Stored data entries
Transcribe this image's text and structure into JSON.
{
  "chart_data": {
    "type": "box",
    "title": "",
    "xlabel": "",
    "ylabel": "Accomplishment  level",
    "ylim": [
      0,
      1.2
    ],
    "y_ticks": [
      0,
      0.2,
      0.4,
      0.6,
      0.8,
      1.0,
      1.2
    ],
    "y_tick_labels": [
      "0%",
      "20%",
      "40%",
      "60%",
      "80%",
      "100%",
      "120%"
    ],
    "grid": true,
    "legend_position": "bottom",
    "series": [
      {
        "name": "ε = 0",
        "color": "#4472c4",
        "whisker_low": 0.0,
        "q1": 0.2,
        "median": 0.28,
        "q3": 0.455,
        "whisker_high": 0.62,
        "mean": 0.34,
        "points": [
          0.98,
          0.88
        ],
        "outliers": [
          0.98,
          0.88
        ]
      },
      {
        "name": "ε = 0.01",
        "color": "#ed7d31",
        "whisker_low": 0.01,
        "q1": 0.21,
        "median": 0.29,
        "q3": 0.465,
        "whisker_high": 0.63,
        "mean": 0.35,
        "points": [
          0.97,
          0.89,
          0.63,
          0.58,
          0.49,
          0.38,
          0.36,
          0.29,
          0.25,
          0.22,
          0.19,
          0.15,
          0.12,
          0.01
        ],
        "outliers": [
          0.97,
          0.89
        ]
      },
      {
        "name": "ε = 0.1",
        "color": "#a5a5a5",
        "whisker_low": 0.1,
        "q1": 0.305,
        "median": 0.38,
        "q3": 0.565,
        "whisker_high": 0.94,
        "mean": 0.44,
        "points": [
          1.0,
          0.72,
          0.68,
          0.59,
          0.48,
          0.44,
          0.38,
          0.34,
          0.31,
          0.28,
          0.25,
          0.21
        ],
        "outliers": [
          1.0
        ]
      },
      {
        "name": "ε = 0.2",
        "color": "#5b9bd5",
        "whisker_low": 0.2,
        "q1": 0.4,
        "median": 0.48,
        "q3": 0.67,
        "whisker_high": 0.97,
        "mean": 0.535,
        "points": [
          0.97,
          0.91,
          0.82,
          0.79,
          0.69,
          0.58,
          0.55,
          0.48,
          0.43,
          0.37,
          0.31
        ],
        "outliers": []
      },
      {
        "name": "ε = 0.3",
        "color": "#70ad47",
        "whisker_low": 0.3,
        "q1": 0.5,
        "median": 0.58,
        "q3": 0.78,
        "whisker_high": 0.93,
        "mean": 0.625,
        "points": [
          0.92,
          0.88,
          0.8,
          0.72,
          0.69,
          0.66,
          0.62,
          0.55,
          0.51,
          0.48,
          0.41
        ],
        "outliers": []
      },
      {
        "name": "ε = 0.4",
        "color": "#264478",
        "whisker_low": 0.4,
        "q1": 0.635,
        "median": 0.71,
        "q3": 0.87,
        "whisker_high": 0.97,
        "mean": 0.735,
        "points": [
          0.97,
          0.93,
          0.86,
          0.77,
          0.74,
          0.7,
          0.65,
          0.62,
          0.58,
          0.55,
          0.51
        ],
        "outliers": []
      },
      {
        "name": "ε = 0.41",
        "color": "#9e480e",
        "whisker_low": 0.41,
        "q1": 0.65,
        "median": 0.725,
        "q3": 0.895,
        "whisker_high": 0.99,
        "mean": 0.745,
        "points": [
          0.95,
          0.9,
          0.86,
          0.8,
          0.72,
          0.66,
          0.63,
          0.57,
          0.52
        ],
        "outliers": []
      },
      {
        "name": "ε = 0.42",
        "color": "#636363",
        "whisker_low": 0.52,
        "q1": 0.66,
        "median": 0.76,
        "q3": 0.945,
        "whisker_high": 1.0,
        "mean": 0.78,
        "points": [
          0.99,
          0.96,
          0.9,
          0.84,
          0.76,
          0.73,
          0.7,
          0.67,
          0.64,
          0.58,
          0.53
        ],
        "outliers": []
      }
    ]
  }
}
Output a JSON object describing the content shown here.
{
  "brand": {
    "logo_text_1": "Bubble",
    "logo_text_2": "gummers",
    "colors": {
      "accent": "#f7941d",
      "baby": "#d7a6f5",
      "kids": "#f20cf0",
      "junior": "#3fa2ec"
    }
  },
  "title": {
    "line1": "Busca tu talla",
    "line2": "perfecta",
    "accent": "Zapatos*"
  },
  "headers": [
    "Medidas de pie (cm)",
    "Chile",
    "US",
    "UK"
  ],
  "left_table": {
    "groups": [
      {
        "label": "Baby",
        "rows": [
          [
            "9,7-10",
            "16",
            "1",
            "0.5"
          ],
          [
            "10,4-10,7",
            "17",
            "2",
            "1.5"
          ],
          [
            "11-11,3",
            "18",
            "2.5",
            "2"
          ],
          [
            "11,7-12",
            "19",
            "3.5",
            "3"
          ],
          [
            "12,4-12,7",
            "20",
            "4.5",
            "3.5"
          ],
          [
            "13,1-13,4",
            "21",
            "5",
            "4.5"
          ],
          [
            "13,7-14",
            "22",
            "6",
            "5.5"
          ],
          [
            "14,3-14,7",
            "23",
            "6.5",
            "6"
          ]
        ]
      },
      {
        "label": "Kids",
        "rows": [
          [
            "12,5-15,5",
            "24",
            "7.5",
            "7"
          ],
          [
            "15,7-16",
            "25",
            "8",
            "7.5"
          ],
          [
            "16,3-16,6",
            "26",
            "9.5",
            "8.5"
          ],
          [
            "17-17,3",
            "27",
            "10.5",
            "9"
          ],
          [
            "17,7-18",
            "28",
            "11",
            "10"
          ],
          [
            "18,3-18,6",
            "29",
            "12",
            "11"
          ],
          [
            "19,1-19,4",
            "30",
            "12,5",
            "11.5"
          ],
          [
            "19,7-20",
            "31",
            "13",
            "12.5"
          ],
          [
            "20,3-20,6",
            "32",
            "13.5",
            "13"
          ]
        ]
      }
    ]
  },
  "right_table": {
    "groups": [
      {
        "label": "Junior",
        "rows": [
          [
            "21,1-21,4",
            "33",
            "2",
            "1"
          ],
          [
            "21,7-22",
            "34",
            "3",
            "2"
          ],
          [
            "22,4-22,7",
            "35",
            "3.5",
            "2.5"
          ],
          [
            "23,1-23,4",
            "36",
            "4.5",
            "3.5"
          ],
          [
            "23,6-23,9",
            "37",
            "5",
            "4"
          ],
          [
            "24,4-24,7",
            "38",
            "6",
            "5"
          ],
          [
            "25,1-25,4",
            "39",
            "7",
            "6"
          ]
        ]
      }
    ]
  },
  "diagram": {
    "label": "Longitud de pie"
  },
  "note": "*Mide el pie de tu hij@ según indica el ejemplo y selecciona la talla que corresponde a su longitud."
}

Task –
Copy out the whole listing exactly.

Reply –
Transcribe this image's text and structure into JSON.
{
  "chart_data": {
    "type": "box",
    "title": "",
    "xlabel": "",
    "ylabel": "Accomplishment  level",
    "ylim": [
      0,
      1.2
    ],
    "y_ticks": [
      0,
      0.2,
      0.4,
      0.6,
      0.8,
      1.0,
      1.2
    ],
    "y_tick_labels": [
      "0%",
      "20%",
      "40%",
      "60%",
      "80%",
      "100%",
      "120%"
    ],
    "grid": true,
    "legend_position": "bottom",
    "series": [
      {
        "name": "ε = 0",
        "color": "#4472c4",
        "whisker_low": 0.0,
        "q1": 0.2,
        "median": 0.28,
        "q3": 0.455,
        "whisker_high": 0.62,
        "mean": 0.34,
        "points": [
          0.98,
          0.88
        ],
        "outliers": [
          0.98,
          0.88
        ]
      },
      {
        "name": "ε = 0.01",
        "color": "#ed7d31",
        "whisker_low": 0.01,
        "q1": 0.21,
        "median": 0.29,
        "q3": 0.465,
        "whisker_high": 0.63,
        "mean": 0.35,
        "points": [
          0.97,
          0.89,
          0.63,
          0.58,
          0.49,
          0.38,
          0.36,
          0.29,
          0.25,
          0.22,
          0.19,
          0.15,
          0.12,
          0.01
        ],
        "outliers": [
          0.97,
          0.89
        ]
      },
      {
        "name": "ε = 0.1",
        "color": "#a5a5a5",
        "whisker_low": 0.1,
        "q1": 0.305,
        "median": 0.38,
        "q3": 0.565,
        "whisker_high": 0.94,
        "mean": 0.44,
        "points": [
          1.0,
          0.72,
          0.68,
          0.59,
          0.48,
          0.44,
          0.38,
          0.34,
          0.31,
          0.28,
          0.25,
          0.21
        ],
        "outliers": [
          1.0
        ]
      },
      {
        "name": "ε = 0.2",
        "color": "#5b9bd5",
        "whisker_low": 0.2,
        "q1": 0.4,
        "median": 0.48,
        "q3": 0.67,
        "whisker_high": 0.97,
        "mean": 0.535,
        "points": [
          0.97,
          0.91,
          0.82,
          0.79,
          0.69,
          0.58,
          0.55,
          0.48,
          0.43,
          0.37,
          0.31
        ],
        "outliers": []
      },
      {
        "name": "ε = 0.3",
        "color": "#70ad47",
        "whisker_low": 0.3,
        "q1": 0.5,
        "median": 0.58,
        "q3": 0.78,
        "whisker_high": 0.93,
        "mean": 0.625,
        "points": [
          0.92,
          0.88,
          0.8,
          0.72,
          0.69,
          0.66,
          0.62,
          0.55,
          0.51,
          0.48,
          0.41
        ],
        "outliers": []
      },
      {
        "name": "ε = 0.4",
        "color": "#264478",
        "whisker_low": 0.4,
        "q1": 0.635,
        "median": 0.71,
        "q3": 0.87,
        "whisker_high": 0.97,
        "mean": 0.735,
        "points": [
          0.97,
          0.93,
          0.86,
          0.77,
          0.74,
          0.7,
          0.65,
          0.62,
          0.58,
          0.55,
          0.51
        ],
        "outliers": []
      },
      {
        "name": "ε = 0.41",
        "color": "#9e480e",
        "whisker_low": 0.41,
        "q1": 0.65,
        "median": 0.725,
        "q3": 0.895,
        "whisker_high": 0.99,
        "mean": 0.745,
        "points": [
          0.95,
          0.9,
          0.86,
          0.8,
          0.72,
          0.66,
          0.63,
          0.57,
          0.52
        ],
        "outliers": []
      },
      {
        "name": "ε = 0.42",
        "color": "#636363",
        "whisker_low": 0.52,
        "q1": 0.66,
        "median": 0.76,
        "q3": 0.945,
        "whisker_high": 1.0,
        "mean": 0.78,
        "points": [
          0.99,
          0.96,
          0.9,
          0.84,
          0.76,
          0.73,
          0.7,
          0.67,
          0.64,
          0.58,
          0.53
        ],
        "outliers": []
      }
    ]
  }
}
Output a JSON object describing the content shown here.
{
  "brand": {
    "logo_text_1": "Bubble",
    "logo_text_2": "gummers",
    "colors": {
      "accent": "#f7941d",
      "baby": "#d7a6f5",
      "kids": "#f20cf0",
      "junior": "#3fa2ec"
    }
  },
  "title": {
    "line1": "Busca tu talla",
    "line2": "perfecta",
    "accent": "Zapatos*"
  },
  "headers": [
    "Medidas de pie (cm)",
    "Chile",
    "US",
    "UK"
  ],
  "left_table": {
    "groups": [
      {
        "label": "Baby",
        "rows": [
          [
            "9,7-10",
            "16",
            "1",
            "0.5"
          ],
          [
            "10,4-10,7",
            "17",
            "2",
            "1.5"
          ],
          [
            "11-11,3",
            "18",
            "2.5",
            "2"
          ],
          [
            "11,7-12",
            "19",
            "3.5",
            "3"
          ],
          [
            "12,4-12,7",
            "20",
            "4.5",
            "3.5"
          ],
          [
            "13,1-13,4",
            "21",
            "5",
            "4.5"
          ],
          [
            "13,7-14",
            "22",
            "6",
            "5.5"
          ],
          [
            "14,3-14,7",
            "23",
            "6.5",
            "6"
          ]
        ]
      },
      {
        "label": "Kids",
        "rows": [
          [
            "12,5-15,5",
            "24",
            "7.5",
            "7"
          ],
          [
            "15,7-16",
            "25",
            "8",
            "7.5"
          ],
          [
            "16,3-16,6",
            "26",
            "9.5",
            "8.5"
          ],
          [
            "17-17,3",
            "27",
            "10.5",
            "9"
          ],
          [
            "17,7-18",
            "28",
            "11",
            "10"
          ],
          [
            "18,3-18,6",
            "29",
            "12",
            "11"
          ],
          [
            "19,1-19,4",
            "30",
            "12,5",
            "11.5"
          ],
          [
            "19,7-20",
            "31",
            "13",
            "12.5"
          ],
          [
            "20,3-20,6",
            "32",
            "13.5",
            "13"
          ]
        ]
      }
    ]
  },
  "right_table": {
    "groups": [
      {
        "label": "Junior",
        "rows": [
          [
            "21,1-21,4",
            "33",
            "2",
            "1"
          ],
          [
            "21,7-22",
            "34",
            "3",
            "2"
          ],
          [
            "22,4-22,7",
            "35",
            "3.5",
            "2.5"
          ],
          [
            "23,1-23,4",
            "36",
            "4.5",
            "3.5"
          ],
          [
            "23,6-23,9",
            "37",
            "5",
            "4"
          ],
          [
            "24,4-24,7",
            "38",
            "6",
            "5"
          ],
          [
            "25,1-25,4",
            "39",
            "7",
            "6"
          ]
        ]
      }
    ]
  },
  "diagram": {
    "label": "Longitud de pie"
  },
  "note": "*Mide el pie de tu hij@ según indica el ejemplo y selecciona la talla que corresponde a su longitud."
}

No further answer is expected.